◆ TASK DETAILS ◆
Only the pictures stay out; every record is to be quoted exactly.

------------

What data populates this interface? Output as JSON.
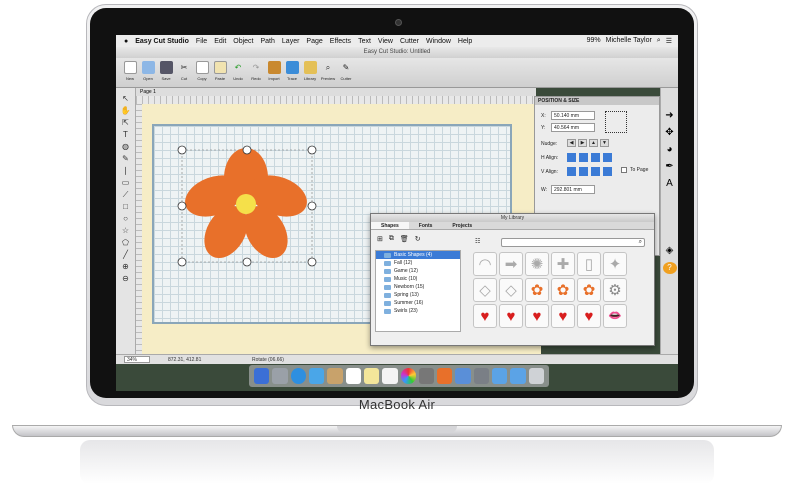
{
  "laptop": {
    "model": "MacBook Air"
  },
  "menubar": {
    "apple": "",
    "app": "Easy Cut Studio",
    "items": [
      "File",
      "Edit",
      "Object",
      "Path",
      "Layer",
      "Page",
      "Effects",
      "Text",
      "View",
      "Cutter",
      "Window",
      "Help"
    ],
    "battery": "99%",
    "user": "Michelle Taylor"
  },
  "window": {
    "title": "Easy Cut Studio: Untitled"
  },
  "toolbar": {
    "buttons": [
      "New",
      "Open",
      "Save",
      "Cut",
      "Copy",
      "Paste",
      "Undo",
      "Redo",
      "Import",
      "Trace",
      "Library",
      "Preview",
      "Cutter"
    ]
  },
  "tab": {
    "label": "Page 1"
  },
  "position_panel": {
    "title": "POSITION & SIZE",
    "x_label": "X:",
    "x_value": "50.140 mm",
    "y_label": "Y:",
    "y_value": "40.564 mm",
    "nudge_label": "Nudge:",
    "halign_label": "H Align:",
    "valign_label": "V Align:",
    "to_page_label": "To Page",
    "w_label": "W:",
    "w_value": "292.801 mm"
  },
  "library": {
    "title": "My Library",
    "tabs": [
      "Shapes",
      "Fonts",
      "Projects"
    ],
    "tree": [
      "Basic Shapes (4)",
      "Fall (12)",
      "Game (12)",
      "Music (10)",
      "Newborn (15)",
      "Spring (13)",
      "Summer (16)",
      "Swirls (23)"
    ],
    "shapes": [
      "◠",
      "➡",
      "✺",
      "✚",
      "▯",
      "✦",
      "◇",
      "◇",
      "✿",
      "✿",
      "✿",
      "⚙",
      "♥",
      "♥",
      "♥",
      "♥",
      "♥",
      "👄",
      "⬭",
      "⬭"
    ]
  },
  "statusbar": {
    "zoom": "34%",
    "coords": "872.31, 412.81",
    "rotate": "Rotate (06.66)"
  },
  "colors": {
    "flower": "#e8702a",
    "flower_center": "#f5e04a",
    "selection": "#3b7bd6"
  }
}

------------

◆ RESULT OF THE EXERCISE ◆
What data populates this interface? Output as JSON.
{
  "laptop": {
    "model": "MacBook Air"
  },
  "menubar": {
    "apple": "",
    "app": "Easy Cut Studio",
    "items": [
      "File",
      "Edit",
      "Object",
      "Path",
      "Layer",
      "Page",
      "Effects",
      "Text",
      "View",
      "Cutter",
      "Window",
      "Help"
    ],
    "battery": "99%",
    "user": "Michelle Taylor"
  },
  "window": {
    "title": "Easy Cut Studio: Untitled"
  },
  "toolbar": {
    "buttons": [
      "New",
      "Open",
      "Save",
      "Cut",
      "Copy",
      "Paste",
      "Undo",
      "Redo",
      "Import",
      "Trace",
      "Library",
      "Preview",
      "Cutter"
    ]
  },
  "tab": {
    "label": "Page 1"
  },
  "position_panel": {
    "title": "POSITION & SIZE",
    "x_label": "X:",
    "x_value": "50.140 mm",
    "y_label": "Y:",
    "y_value": "40.564 mm",
    "nudge_label": "Nudge:",
    "halign_label": "H Align:",
    "valign_label": "V Align:",
    "to_page_label": "To Page",
    "w_label": "W:",
    "w_value": "292.801 mm"
  },
  "library": {
    "title": "My Library",
    "tabs": [
      "Shapes",
      "Fonts",
      "Projects"
    ],
    "tree": [
      "Basic Shapes (4)",
      "Fall (12)",
      "Game (12)",
      "Music (10)",
      "Newborn (15)",
      "Spring (13)",
      "Summer (16)",
      "Swirls (23)"
    ],
    "shapes": [
      "◠",
      "➡",
      "✺",
      "✚",
      "▯",
      "✦",
      "◇",
      "◇",
      "✿",
      "✿",
      "✿",
      "⚙",
      "♥",
      "♥",
      "♥",
      "♥",
      "♥",
      "👄",
      "⬭",
      "⬭"
    ]
  },
  "statusbar": {
    "zoom": "34%",
    "coords": "872.31, 412.81",
    "rotate": "Rotate (06.66)"
  },
  "colors": {
    "flower": "#e8702a",
    "flower_center": "#f5e04a",
    "selection": "#3b7bd6"
  }
}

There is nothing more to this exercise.